(Dataset entries on figures)
------------------------
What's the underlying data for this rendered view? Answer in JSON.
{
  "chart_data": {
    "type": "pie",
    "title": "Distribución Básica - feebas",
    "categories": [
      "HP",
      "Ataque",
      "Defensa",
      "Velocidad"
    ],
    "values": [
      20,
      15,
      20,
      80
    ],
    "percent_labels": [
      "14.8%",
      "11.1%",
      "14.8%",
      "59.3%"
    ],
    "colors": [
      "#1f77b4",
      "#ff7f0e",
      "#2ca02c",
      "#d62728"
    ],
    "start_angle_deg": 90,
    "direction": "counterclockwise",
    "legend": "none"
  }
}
------------------------
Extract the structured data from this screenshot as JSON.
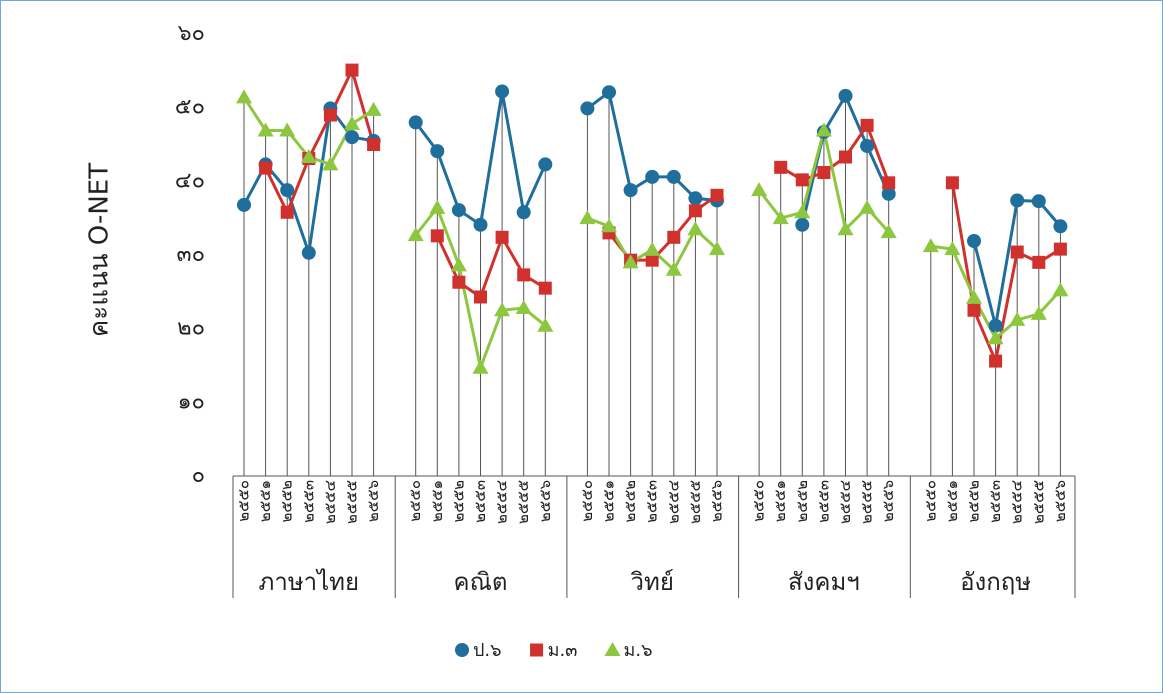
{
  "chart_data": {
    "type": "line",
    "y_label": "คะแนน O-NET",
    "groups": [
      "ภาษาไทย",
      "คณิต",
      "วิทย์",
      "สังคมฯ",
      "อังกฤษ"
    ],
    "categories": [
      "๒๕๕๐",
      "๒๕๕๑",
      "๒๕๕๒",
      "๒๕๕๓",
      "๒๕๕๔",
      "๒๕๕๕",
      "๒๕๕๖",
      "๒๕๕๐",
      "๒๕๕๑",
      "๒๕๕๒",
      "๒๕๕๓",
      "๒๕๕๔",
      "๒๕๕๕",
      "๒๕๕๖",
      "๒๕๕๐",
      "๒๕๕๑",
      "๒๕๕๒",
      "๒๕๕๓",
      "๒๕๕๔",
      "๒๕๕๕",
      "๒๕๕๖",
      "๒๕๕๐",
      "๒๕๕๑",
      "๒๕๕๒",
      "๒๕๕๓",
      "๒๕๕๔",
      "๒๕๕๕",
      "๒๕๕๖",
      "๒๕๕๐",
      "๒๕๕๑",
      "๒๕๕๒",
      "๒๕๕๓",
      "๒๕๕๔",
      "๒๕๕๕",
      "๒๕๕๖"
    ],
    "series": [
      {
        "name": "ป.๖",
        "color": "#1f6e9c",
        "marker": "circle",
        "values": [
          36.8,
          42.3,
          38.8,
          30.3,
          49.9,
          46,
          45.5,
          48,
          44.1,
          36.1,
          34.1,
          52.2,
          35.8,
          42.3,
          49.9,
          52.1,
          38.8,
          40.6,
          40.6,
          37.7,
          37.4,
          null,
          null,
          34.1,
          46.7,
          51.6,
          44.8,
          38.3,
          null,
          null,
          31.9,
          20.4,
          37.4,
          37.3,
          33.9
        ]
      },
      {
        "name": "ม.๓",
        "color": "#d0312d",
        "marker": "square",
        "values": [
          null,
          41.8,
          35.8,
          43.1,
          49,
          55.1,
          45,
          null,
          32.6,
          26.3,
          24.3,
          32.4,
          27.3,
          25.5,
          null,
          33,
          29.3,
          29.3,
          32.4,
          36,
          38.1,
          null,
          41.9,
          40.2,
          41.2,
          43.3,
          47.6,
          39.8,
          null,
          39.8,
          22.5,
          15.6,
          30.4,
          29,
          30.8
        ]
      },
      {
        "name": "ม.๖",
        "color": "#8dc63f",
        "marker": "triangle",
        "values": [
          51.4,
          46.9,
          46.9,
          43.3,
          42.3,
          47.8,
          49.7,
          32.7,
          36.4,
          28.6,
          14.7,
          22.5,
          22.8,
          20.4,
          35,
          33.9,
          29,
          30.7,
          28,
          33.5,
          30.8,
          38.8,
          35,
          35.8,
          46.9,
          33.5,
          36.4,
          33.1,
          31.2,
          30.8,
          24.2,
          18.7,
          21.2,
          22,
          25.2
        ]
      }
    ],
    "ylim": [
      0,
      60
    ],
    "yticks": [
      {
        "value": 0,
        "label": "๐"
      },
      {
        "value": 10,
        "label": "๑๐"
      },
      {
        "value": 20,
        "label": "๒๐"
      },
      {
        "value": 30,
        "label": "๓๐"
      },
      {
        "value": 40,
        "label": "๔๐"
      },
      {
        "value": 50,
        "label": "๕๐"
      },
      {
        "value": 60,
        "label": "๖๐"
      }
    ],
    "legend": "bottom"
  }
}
------------------------
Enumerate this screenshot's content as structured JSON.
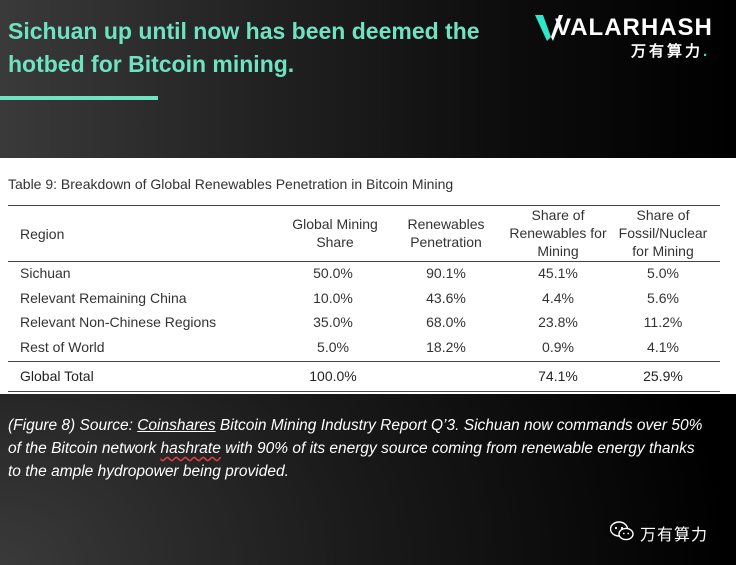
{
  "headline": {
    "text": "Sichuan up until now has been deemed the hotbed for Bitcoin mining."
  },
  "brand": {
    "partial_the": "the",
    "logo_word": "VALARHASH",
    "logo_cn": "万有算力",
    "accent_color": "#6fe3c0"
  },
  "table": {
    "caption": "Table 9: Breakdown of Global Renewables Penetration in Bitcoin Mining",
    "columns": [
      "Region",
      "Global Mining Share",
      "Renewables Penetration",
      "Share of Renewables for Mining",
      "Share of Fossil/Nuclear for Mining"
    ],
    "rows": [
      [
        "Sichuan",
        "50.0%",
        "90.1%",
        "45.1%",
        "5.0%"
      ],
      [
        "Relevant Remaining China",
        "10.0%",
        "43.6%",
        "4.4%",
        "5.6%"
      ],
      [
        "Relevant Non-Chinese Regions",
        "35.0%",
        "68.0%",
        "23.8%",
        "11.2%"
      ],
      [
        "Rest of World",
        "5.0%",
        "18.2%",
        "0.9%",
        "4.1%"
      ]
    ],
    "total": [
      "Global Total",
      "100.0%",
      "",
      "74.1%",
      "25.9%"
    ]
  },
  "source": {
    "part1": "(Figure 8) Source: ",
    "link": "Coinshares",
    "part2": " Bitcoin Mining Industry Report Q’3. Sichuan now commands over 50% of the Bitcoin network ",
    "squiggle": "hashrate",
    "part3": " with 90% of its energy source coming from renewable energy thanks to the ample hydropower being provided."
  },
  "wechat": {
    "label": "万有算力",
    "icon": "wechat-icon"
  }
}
------------------------
• [Written problem]:
All lines holding the word "structured" should be picked out and copied.

• [Complete answer]:
Extract the structured data from this screenshot as JSON.
Enumerate this screenshot's content as structured JSON.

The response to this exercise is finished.